● Stored data
"""

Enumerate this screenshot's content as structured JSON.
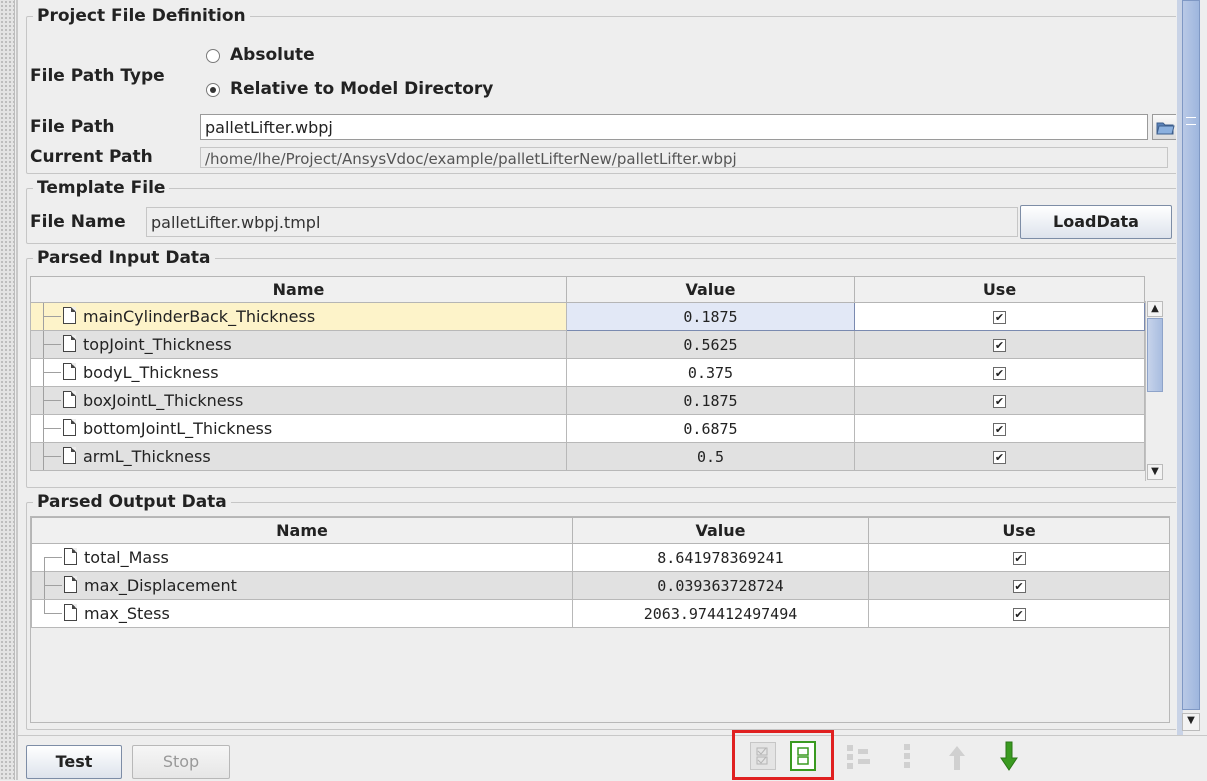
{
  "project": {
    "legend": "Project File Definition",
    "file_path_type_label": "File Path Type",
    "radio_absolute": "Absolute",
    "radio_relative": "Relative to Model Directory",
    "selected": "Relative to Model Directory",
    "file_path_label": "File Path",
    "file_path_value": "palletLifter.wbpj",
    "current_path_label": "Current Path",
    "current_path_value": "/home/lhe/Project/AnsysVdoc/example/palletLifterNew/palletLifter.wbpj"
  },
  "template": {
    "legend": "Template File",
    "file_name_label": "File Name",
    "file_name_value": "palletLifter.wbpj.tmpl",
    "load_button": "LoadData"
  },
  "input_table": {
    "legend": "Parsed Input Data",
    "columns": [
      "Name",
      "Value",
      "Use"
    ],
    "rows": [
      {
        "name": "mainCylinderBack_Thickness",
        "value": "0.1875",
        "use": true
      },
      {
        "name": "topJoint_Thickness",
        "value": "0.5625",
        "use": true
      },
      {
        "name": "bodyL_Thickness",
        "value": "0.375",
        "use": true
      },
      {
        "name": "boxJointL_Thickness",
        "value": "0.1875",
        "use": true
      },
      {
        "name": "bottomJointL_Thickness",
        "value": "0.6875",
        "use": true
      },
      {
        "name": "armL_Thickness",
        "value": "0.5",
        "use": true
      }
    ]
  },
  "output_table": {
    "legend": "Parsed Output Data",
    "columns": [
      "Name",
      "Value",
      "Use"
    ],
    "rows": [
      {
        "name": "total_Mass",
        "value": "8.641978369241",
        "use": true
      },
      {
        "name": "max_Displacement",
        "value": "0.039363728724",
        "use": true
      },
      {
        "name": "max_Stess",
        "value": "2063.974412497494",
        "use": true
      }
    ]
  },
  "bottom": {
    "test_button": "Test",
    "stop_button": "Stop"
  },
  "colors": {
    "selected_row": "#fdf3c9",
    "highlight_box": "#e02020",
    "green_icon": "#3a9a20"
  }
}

"""

● Task description
Make an exact copy of the whole listing, but don't bring over any pictures.

● Task answer
Enumerate this screenshot's content as structured JSON.
{
  "project": {
    "legend": "Project File Definition",
    "file_path_type_label": "File Path Type",
    "radio_absolute": "Absolute",
    "radio_relative": "Relative to Model Directory",
    "selected": "Relative to Model Directory",
    "file_path_label": "File Path",
    "file_path_value": "palletLifter.wbpj",
    "current_path_label": "Current Path",
    "current_path_value": "/home/lhe/Project/AnsysVdoc/example/palletLifterNew/palletLifter.wbpj"
  },
  "template": {
    "legend": "Template File",
    "file_name_label": "File Name",
    "file_name_value": "palletLifter.wbpj.tmpl",
    "load_button": "LoadData"
  },
  "input_table": {
    "legend": "Parsed Input Data",
    "columns": [
      "Name",
      "Value",
      "Use"
    ],
    "rows": [
      {
        "name": "mainCylinderBack_Thickness",
        "value": "0.1875",
        "use": true
      },
      {
        "name": "topJoint_Thickness",
        "value": "0.5625",
        "use": true
      },
      {
        "name": "bodyL_Thickness",
        "value": "0.375",
        "use": true
      },
      {
        "name": "boxJointL_Thickness",
        "value": "0.1875",
        "use": true
      },
      {
        "name": "bottomJointL_Thickness",
        "value": "0.6875",
        "use": true
      },
      {
        "name": "armL_Thickness",
        "value": "0.5",
        "use": true
      }
    ]
  },
  "output_table": {
    "legend": "Parsed Output Data",
    "columns": [
      "Name",
      "Value",
      "Use"
    ],
    "rows": [
      {
        "name": "total_Mass",
        "value": "8.641978369241",
        "use": true
      },
      {
        "name": "max_Displacement",
        "value": "0.039363728724",
        "use": true
      },
      {
        "name": "max_Stess",
        "value": "2063.974412497494",
        "use": true
      }
    ]
  },
  "bottom": {
    "test_button": "Test",
    "stop_button": "Stop"
  },
  "colors": {
    "selected_row": "#fdf3c9",
    "highlight_box": "#e02020",
    "green_icon": "#3a9a20"
  }
}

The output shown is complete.